__WHAT IS EXPECTED__. Retype the material word for word.

__DATASET EXTRACT__.
□ □ □ □
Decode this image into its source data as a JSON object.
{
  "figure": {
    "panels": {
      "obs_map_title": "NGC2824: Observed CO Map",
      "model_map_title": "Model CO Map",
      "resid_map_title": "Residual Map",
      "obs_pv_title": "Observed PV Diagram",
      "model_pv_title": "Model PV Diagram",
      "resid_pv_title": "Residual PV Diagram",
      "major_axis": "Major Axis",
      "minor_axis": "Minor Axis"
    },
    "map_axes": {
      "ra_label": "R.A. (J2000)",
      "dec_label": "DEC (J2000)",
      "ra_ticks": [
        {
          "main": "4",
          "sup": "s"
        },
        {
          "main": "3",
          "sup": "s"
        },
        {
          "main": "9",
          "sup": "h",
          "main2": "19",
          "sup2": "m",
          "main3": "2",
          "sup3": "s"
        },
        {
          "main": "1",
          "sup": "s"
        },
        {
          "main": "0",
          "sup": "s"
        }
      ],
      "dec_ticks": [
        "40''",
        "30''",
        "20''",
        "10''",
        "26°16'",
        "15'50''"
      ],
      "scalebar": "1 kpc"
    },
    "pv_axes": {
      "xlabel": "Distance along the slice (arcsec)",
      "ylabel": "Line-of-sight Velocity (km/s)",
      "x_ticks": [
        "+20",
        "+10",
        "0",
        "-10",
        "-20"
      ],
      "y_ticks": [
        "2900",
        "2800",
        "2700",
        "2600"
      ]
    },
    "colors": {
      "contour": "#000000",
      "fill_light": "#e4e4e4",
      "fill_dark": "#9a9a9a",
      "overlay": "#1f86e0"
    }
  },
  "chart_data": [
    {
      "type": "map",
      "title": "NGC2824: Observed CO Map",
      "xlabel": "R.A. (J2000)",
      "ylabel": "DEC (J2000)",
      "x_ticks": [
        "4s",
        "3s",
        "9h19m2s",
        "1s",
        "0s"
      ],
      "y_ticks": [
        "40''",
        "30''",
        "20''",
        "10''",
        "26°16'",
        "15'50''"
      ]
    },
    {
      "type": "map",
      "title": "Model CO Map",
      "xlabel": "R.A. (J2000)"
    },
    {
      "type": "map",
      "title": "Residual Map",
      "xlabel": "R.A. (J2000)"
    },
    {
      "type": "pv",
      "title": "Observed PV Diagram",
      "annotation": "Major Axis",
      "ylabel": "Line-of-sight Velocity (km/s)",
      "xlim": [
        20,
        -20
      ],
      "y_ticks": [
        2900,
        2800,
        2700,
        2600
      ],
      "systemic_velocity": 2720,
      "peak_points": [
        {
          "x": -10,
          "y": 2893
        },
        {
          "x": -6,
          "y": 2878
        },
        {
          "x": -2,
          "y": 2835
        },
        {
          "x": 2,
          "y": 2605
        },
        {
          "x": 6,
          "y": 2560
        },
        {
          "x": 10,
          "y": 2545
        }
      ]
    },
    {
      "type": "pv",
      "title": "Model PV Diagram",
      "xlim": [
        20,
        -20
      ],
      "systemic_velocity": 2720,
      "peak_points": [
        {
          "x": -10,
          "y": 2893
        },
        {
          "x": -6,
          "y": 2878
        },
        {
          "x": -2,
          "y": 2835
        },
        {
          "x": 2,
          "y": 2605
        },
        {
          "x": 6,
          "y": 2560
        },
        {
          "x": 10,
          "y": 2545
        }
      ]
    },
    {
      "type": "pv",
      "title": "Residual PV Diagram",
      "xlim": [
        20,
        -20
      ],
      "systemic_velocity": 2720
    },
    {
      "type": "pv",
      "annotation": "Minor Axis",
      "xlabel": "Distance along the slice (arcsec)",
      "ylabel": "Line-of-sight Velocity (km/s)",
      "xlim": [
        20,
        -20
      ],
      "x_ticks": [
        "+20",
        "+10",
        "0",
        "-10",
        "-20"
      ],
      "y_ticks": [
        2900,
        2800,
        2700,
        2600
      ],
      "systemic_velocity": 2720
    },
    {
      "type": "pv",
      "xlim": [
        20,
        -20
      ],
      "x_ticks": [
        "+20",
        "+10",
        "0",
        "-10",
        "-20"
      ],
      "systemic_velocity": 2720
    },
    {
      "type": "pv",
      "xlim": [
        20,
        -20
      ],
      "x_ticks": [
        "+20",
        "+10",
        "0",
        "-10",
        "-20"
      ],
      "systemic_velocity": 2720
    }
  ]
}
□ □ □ □
__TASK SOLUTION__.
Decode this image into its source data as a JSON object.
{
  "figure": {
    "panels": {
      "obs_map_title": "NGC2824: Observed CO Map",
      "model_map_title": "Model CO Map",
      "resid_map_title": "Residual Map",
      "obs_pv_title": "Observed PV Diagram",
      "model_pv_title": "Model PV Diagram",
      "resid_pv_title": "Residual PV Diagram",
      "major_axis": "Major Axis",
      "minor_axis": "Minor Axis"
    },
    "map_axes": {
      "ra_label": "R.A. (J2000)",
      "dec_label": "DEC (J2000)",
      "ra_ticks": [
        {
          "main": "4",
          "sup": "s"
        },
        {
          "main": "3",
          "sup": "s"
        },
        {
          "main": "9",
          "sup": "h",
          "main2": "19",
          "sup2": "m",
          "main3": "2",
          "sup3": "s"
        },
        {
          "main": "1",
          "sup": "s"
        },
        {
          "main": "0",
          "sup": "s"
        }
      ],
      "dec_ticks": [
        "40''",
        "30''",
        "20''",
        "10''",
        "26°16'",
        "15'50''"
      ],
      "scalebar": "1 kpc"
    },
    "pv_axes": {
      "xlabel": "Distance along the slice (arcsec)",
      "ylabel": "Line-of-sight Velocity (km/s)",
      "x_ticks": [
        "+20",
        "+10",
        "0",
        "-10",
        "-20"
      ],
      "y_ticks": [
        "2900",
        "2800",
        "2700",
        "2600"
      ]
    },
    "colors": {
      "contour": "#000000",
      "fill_light": "#e4e4e4",
      "fill_dark": "#9a9a9a",
      "overlay": "#1f86e0"
    }
  },
  "chart_data": [
    {
      "type": "map",
      "title": "NGC2824: Observed CO Map",
      "xlabel": "R.A. (J2000)",
      "ylabel": "DEC (J2000)",
      "x_ticks": [
        "4s",
        "3s",
        "9h19m2s",
        "1s",
        "0s"
      ],
      "y_ticks": [
        "40''",
        "30''",
        "20''",
        "10''",
        "26°16'",
        "15'50''"
      ]
    },
    {
      "type": "map",
      "title": "Model CO Map",
      "xlabel": "R.A. (J2000)"
    },
    {
      "type": "map",
      "title": "Residual Map",
      "xlabel": "R.A. (J2000)"
    },
    {
      "type": "pv",
      "title": "Observed PV Diagram",
      "annotation": "Major Axis",
      "ylabel": "Line-of-sight Velocity (km/s)",
      "xlim": [
        20,
        -20
      ],
      "y_ticks": [
        2900,
        2800,
        2700,
        2600
      ],
      "systemic_velocity": 2720,
      "peak_points": [
        {
          "x": -10,
          "y": 2893
        },
        {
          "x": -6,
          "y": 2878
        },
        {
          "x": -2,
          "y": 2835
        },
        {
          "x": 2,
          "y": 2605
        },
        {
          "x": 6,
          "y": 2560
        },
        {
          "x": 10,
          "y": 2545
        }
      ]
    },
    {
      "type": "pv",
      "title": "Model PV Diagram",
      "xlim": [
        20,
        -20
      ],
      "systemic_velocity": 2720,
      "peak_points": [
        {
          "x": -10,
          "y": 2893
        },
        {
          "x": -6,
          "y": 2878
        },
        {
          "x": -2,
          "y": 2835
        },
        {
          "x": 2,
          "y": 2605
        },
        {
          "x": 6,
          "y": 2560
        },
        {
          "x": 10,
          "y": 2545
        }
      ]
    },
    {
      "type": "pv",
      "title": "Residual PV Diagram",
      "xlim": [
        20,
        -20
      ],
      "systemic_velocity": 2720
    },
    {
      "type": "pv",
      "annotation": "Minor Axis",
      "xlabel": "Distance along the slice (arcsec)",
      "ylabel": "Line-of-sight Velocity (km/s)",
      "xlim": [
        20,
        -20
      ],
      "x_ticks": [
        "+20",
        "+10",
        "0",
        "-10",
        "-20"
      ],
      "y_ticks": [
        2900,
        2800,
        2700,
        2600
      ],
      "systemic_velocity": 2720
    },
    {
      "type": "pv",
      "xlim": [
        20,
        -20
      ],
      "x_ticks": [
        "+20",
        "+10",
        "0",
        "-10",
        "-20"
      ],
      "systemic_velocity": 2720
    },
    {
      "type": "pv",
      "xlim": [
        20,
        -20
      ],
      "x_ticks": [
        "+20",
        "+10",
        "0",
        "-10",
        "-20"
      ],
      "systemic_velocity": 2720
    }
  ]
}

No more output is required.